--- Begin GIVEN RECORDS ---

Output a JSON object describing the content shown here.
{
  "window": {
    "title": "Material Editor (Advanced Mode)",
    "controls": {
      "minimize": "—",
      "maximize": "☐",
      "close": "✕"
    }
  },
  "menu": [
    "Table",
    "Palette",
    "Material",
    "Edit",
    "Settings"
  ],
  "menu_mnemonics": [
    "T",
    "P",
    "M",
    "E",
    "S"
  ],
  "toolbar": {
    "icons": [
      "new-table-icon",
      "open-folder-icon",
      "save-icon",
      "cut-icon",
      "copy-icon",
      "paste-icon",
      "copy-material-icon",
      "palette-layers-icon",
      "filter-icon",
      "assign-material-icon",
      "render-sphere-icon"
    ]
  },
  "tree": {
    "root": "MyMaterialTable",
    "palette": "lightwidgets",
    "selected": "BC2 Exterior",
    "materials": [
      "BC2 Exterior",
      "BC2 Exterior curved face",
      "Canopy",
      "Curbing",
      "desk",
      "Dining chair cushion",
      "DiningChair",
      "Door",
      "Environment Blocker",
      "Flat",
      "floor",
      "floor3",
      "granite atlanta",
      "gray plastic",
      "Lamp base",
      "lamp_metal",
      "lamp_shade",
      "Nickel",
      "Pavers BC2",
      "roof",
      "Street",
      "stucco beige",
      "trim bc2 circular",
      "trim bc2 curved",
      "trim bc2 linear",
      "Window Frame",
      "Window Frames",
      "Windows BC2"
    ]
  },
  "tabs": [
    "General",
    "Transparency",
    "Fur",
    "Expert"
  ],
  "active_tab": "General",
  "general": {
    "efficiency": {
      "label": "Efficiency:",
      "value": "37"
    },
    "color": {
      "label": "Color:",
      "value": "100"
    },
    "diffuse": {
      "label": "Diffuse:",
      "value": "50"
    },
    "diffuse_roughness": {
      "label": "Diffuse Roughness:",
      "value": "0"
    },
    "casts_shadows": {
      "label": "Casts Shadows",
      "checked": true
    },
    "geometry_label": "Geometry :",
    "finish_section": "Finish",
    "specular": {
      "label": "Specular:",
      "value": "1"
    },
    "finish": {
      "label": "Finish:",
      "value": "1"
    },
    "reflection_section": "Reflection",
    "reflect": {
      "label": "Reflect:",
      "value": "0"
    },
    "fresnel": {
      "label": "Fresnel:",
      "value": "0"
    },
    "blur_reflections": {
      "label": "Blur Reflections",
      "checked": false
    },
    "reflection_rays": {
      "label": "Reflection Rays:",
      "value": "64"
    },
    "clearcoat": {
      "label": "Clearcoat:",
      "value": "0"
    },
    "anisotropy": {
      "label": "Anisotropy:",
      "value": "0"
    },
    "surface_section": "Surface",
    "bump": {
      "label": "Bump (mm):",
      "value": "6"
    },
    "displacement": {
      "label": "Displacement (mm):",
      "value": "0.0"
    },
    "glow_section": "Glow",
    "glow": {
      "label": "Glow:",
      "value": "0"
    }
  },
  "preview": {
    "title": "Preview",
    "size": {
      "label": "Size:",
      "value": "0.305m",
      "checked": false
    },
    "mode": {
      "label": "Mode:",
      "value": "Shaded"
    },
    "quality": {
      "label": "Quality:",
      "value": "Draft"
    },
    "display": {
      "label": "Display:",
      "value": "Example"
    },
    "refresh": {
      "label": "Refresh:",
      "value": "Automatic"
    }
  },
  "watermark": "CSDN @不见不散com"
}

--- End GIVEN RECORDS ---

* _TASK INSTRUCTIONS_
Your task is to retype all of the records exactly.

* _SOLUTION_
Output a JSON object describing the content shown here.
{
  "window": {
    "title": "Material Editor (Advanced Mode)",
    "controls": {
      "minimize": "—",
      "maximize": "☐",
      "close": "✕"
    }
  },
  "menu": [
    "Table",
    "Palette",
    "Material",
    "Edit",
    "Settings"
  ],
  "menu_mnemonics": [
    "T",
    "P",
    "M",
    "E",
    "S"
  ],
  "toolbar": {
    "icons": [
      "new-table-icon",
      "open-folder-icon",
      "save-icon",
      "cut-icon",
      "copy-icon",
      "paste-icon",
      "copy-material-icon",
      "palette-layers-icon",
      "filter-icon",
      "assign-material-icon",
      "render-sphere-icon"
    ]
  },
  "tree": {
    "root": "MyMaterialTable",
    "palette": "lightwidgets",
    "selected": "BC2 Exterior",
    "materials": [
      "BC2 Exterior",
      "BC2 Exterior curved face",
      "Canopy",
      "Curbing",
      "desk",
      "Dining chair cushion",
      "DiningChair",
      "Door",
      "Environment Blocker",
      "Flat",
      "floor",
      "floor3",
      "granite atlanta",
      "gray plastic",
      "Lamp base",
      "lamp_metal",
      "lamp_shade",
      "Nickel",
      "Pavers BC2",
      "roof",
      "Street",
      "stucco beige",
      "trim bc2 circular",
      "trim bc2 curved",
      "trim bc2 linear",
      "Window Frame",
      "Window Frames",
      "Windows BC2"
    ]
  },
  "tabs": [
    "General",
    "Transparency",
    "Fur",
    "Expert"
  ],
  "active_tab": "General",
  "general": {
    "efficiency": {
      "label": "Efficiency:",
      "value": "37"
    },
    "color": {
      "label": "Color:",
      "value": "100"
    },
    "diffuse": {
      "label": "Diffuse:",
      "value": "50"
    },
    "diffuse_roughness": {
      "label": "Diffuse Roughness:",
      "value": "0"
    },
    "casts_shadows": {
      "label": "Casts Shadows",
      "checked": true
    },
    "geometry_label": "Geometry :",
    "finish_section": "Finish",
    "specular": {
      "label": "Specular:",
      "value": "1"
    },
    "finish": {
      "label": "Finish:",
      "value": "1"
    },
    "reflection_section": "Reflection",
    "reflect": {
      "label": "Reflect:",
      "value": "0"
    },
    "fresnel": {
      "label": "Fresnel:",
      "value": "0"
    },
    "blur_reflections": {
      "label": "Blur Reflections",
      "checked": false
    },
    "reflection_rays": {
      "label": "Reflection Rays:",
      "value": "64"
    },
    "clearcoat": {
      "label": "Clearcoat:",
      "value": "0"
    },
    "anisotropy": {
      "label": "Anisotropy:",
      "value": "0"
    },
    "surface_section": "Surface",
    "bump": {
      "label": "Bump (mm):",
      "value": "6"
    },
    "displacement": {
      "label": "Displacement (mm):",
      "value": "0.0"
    },
    "glow_section": "Glow",
    "glow": {
      "label": "Glow:",
      "value": "0"
    }
  },
  "preview": {
    "title": "Preview",
    "size": {
      "label": "Size:",
      "value": "0.305m",
      "checked": false
    },
    "mode": {
      "label": "Mode:",
      "value": "Shaded"
    },
    "quality": {
      "label": "Quality:",
      "value": "Draft"
    },
    "display": {
      "label": "Display:",
      "value": "Example"
    },
    "refresh": {
      "label": "Refresh:",
      "value": "Automatic"
    }
  },
  "watermark": "CSDN @不见不散com"
}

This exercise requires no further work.